WHAT IS REQUIRED: From the listing below, return each line that includes "title".

DATA ENTRIES:
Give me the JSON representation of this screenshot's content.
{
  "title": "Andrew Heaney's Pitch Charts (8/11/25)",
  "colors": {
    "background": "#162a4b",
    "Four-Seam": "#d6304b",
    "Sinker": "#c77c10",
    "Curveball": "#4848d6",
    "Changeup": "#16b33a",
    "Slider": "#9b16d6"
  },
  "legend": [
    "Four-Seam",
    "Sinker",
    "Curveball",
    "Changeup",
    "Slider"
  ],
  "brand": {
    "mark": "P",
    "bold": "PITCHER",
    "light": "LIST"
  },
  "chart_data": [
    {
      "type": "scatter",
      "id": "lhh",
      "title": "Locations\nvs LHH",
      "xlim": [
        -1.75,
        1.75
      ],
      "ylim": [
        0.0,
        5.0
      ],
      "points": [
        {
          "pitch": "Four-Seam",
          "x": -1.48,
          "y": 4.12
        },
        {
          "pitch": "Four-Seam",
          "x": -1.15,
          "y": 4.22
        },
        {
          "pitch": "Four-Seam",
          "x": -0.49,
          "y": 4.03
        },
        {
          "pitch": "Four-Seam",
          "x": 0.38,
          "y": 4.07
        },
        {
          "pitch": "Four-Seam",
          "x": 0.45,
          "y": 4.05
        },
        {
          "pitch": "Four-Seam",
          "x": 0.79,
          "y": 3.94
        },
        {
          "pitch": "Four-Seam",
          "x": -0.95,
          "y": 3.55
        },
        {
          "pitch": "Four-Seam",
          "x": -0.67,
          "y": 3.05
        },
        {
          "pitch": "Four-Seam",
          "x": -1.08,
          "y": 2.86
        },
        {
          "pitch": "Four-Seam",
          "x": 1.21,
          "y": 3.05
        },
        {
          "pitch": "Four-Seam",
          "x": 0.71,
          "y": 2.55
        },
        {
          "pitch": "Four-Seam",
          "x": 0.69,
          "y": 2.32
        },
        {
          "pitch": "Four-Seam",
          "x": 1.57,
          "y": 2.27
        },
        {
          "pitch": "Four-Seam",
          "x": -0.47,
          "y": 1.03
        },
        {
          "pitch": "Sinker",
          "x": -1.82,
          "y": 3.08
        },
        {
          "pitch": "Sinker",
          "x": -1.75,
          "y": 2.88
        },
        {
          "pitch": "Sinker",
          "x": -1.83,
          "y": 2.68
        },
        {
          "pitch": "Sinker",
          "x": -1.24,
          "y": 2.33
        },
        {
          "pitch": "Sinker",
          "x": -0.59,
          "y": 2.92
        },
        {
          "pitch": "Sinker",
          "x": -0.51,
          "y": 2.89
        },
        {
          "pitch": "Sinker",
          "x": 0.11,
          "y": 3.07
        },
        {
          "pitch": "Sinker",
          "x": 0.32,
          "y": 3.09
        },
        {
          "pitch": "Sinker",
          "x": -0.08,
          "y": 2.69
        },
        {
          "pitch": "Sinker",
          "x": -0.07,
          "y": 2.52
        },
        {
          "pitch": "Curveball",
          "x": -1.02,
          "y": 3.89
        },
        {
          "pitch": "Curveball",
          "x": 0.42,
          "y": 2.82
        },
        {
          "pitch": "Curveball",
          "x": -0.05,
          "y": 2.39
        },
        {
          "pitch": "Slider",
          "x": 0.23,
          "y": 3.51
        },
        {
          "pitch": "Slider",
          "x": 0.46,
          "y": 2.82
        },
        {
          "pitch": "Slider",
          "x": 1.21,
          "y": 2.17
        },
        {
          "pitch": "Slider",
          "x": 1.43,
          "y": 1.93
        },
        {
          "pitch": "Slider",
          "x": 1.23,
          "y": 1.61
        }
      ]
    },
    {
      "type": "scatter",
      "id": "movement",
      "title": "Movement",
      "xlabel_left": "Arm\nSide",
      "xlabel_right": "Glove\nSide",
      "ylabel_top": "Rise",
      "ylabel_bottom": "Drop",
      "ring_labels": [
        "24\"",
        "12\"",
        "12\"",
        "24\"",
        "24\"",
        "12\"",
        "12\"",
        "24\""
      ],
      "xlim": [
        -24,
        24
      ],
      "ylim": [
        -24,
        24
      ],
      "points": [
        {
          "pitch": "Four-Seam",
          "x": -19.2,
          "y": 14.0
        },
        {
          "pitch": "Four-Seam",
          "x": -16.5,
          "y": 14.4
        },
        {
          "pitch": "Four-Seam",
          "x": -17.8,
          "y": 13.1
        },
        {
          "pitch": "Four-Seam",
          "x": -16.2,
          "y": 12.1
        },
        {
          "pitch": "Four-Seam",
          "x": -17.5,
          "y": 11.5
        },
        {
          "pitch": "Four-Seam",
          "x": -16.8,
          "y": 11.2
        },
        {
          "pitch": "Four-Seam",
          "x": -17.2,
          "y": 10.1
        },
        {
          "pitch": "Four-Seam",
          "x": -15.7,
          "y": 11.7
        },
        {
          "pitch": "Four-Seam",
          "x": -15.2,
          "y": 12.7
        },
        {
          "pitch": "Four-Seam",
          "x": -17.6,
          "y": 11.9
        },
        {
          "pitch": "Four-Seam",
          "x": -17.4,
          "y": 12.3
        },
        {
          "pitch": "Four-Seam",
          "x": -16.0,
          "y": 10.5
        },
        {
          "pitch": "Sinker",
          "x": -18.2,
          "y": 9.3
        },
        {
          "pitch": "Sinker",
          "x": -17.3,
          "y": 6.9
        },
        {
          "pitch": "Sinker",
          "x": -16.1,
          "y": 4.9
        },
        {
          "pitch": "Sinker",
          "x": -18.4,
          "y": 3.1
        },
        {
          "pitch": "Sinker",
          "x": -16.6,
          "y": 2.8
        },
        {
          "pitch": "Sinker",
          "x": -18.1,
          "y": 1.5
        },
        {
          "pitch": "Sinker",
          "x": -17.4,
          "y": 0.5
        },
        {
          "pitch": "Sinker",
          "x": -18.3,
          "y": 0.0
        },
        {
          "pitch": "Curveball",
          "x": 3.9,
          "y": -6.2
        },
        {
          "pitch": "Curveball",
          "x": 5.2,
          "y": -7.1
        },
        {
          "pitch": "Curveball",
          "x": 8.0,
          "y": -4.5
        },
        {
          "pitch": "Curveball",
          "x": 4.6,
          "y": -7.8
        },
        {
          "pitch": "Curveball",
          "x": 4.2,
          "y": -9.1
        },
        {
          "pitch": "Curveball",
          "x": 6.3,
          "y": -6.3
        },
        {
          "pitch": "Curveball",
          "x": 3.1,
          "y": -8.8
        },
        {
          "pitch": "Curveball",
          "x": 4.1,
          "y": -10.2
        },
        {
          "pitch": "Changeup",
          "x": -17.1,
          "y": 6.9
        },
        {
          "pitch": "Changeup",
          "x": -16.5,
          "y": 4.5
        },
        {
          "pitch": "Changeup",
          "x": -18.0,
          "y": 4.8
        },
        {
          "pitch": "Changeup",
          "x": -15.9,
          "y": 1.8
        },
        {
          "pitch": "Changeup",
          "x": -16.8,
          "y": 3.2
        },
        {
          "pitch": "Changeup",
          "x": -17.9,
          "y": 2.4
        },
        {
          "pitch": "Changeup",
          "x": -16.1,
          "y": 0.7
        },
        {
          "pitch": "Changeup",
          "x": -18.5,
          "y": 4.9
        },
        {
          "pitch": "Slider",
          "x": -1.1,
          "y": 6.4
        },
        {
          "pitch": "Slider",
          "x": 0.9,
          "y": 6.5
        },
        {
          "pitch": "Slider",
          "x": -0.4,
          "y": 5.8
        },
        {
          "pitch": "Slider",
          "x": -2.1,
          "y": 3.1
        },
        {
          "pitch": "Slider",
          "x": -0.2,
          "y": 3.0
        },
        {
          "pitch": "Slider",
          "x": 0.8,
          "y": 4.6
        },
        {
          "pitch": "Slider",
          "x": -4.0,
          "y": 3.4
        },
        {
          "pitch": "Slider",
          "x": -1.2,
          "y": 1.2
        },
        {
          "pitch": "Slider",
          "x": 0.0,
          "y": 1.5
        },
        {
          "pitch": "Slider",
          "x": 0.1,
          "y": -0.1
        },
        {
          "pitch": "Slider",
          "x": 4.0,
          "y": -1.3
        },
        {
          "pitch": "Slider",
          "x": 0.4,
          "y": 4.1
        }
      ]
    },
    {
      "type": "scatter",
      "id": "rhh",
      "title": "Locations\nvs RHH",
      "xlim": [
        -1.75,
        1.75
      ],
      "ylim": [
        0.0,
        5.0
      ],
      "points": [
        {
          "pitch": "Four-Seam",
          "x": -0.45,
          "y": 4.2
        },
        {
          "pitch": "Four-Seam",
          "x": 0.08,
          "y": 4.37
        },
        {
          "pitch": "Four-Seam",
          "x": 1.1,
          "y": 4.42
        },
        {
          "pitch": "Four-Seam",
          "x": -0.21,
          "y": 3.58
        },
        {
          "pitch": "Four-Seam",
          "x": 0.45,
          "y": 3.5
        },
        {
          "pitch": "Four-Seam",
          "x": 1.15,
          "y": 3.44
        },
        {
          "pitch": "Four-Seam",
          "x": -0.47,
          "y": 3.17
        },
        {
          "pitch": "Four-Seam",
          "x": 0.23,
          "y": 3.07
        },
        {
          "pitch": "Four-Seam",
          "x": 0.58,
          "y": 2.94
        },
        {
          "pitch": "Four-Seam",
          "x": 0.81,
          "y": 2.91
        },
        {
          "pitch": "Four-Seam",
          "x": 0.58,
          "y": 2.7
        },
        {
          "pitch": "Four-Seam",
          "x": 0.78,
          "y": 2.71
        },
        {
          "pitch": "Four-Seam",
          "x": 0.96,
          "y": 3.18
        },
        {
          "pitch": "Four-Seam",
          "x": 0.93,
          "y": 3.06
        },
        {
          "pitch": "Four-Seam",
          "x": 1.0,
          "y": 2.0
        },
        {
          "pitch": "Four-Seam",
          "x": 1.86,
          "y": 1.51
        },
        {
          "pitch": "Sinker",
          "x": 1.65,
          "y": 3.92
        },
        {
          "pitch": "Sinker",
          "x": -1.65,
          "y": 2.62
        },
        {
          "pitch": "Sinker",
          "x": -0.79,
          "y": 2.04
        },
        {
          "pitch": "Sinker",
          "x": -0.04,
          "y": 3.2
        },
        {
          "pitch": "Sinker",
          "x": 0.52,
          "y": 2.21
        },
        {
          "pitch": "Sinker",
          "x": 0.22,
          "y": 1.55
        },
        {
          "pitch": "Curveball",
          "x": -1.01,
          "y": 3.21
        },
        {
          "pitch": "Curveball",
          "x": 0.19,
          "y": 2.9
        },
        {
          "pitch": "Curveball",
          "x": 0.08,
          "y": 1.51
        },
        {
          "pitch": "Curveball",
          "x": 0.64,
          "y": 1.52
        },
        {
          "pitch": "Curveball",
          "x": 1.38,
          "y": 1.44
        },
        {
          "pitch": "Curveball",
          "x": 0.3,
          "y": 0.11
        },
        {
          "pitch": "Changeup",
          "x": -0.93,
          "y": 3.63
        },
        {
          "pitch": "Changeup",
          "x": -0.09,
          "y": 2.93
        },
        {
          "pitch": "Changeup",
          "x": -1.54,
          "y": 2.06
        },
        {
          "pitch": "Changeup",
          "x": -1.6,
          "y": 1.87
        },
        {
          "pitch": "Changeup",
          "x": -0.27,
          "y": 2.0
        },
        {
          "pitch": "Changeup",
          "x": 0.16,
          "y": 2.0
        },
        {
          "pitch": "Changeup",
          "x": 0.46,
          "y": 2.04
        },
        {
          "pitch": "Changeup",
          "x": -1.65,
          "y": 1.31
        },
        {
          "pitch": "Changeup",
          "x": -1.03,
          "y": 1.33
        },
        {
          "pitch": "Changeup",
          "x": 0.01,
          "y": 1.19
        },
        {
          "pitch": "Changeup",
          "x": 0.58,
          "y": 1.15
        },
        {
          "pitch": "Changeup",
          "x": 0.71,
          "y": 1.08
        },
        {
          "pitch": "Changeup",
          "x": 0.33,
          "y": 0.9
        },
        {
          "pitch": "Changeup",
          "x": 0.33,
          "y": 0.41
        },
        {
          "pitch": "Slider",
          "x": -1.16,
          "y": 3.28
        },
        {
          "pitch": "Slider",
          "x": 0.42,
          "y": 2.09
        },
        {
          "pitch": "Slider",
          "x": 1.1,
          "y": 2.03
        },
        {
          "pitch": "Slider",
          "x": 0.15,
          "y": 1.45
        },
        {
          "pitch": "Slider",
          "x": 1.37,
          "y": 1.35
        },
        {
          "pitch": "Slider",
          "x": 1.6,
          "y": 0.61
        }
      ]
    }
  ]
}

REPLY:
  "title": "Andrew Heaney's Pitch Charts (8/11/25)",
      "title": "Locations\nvs LHH",
      "title": "Movement",
      "title": "Locations\nvs RHH",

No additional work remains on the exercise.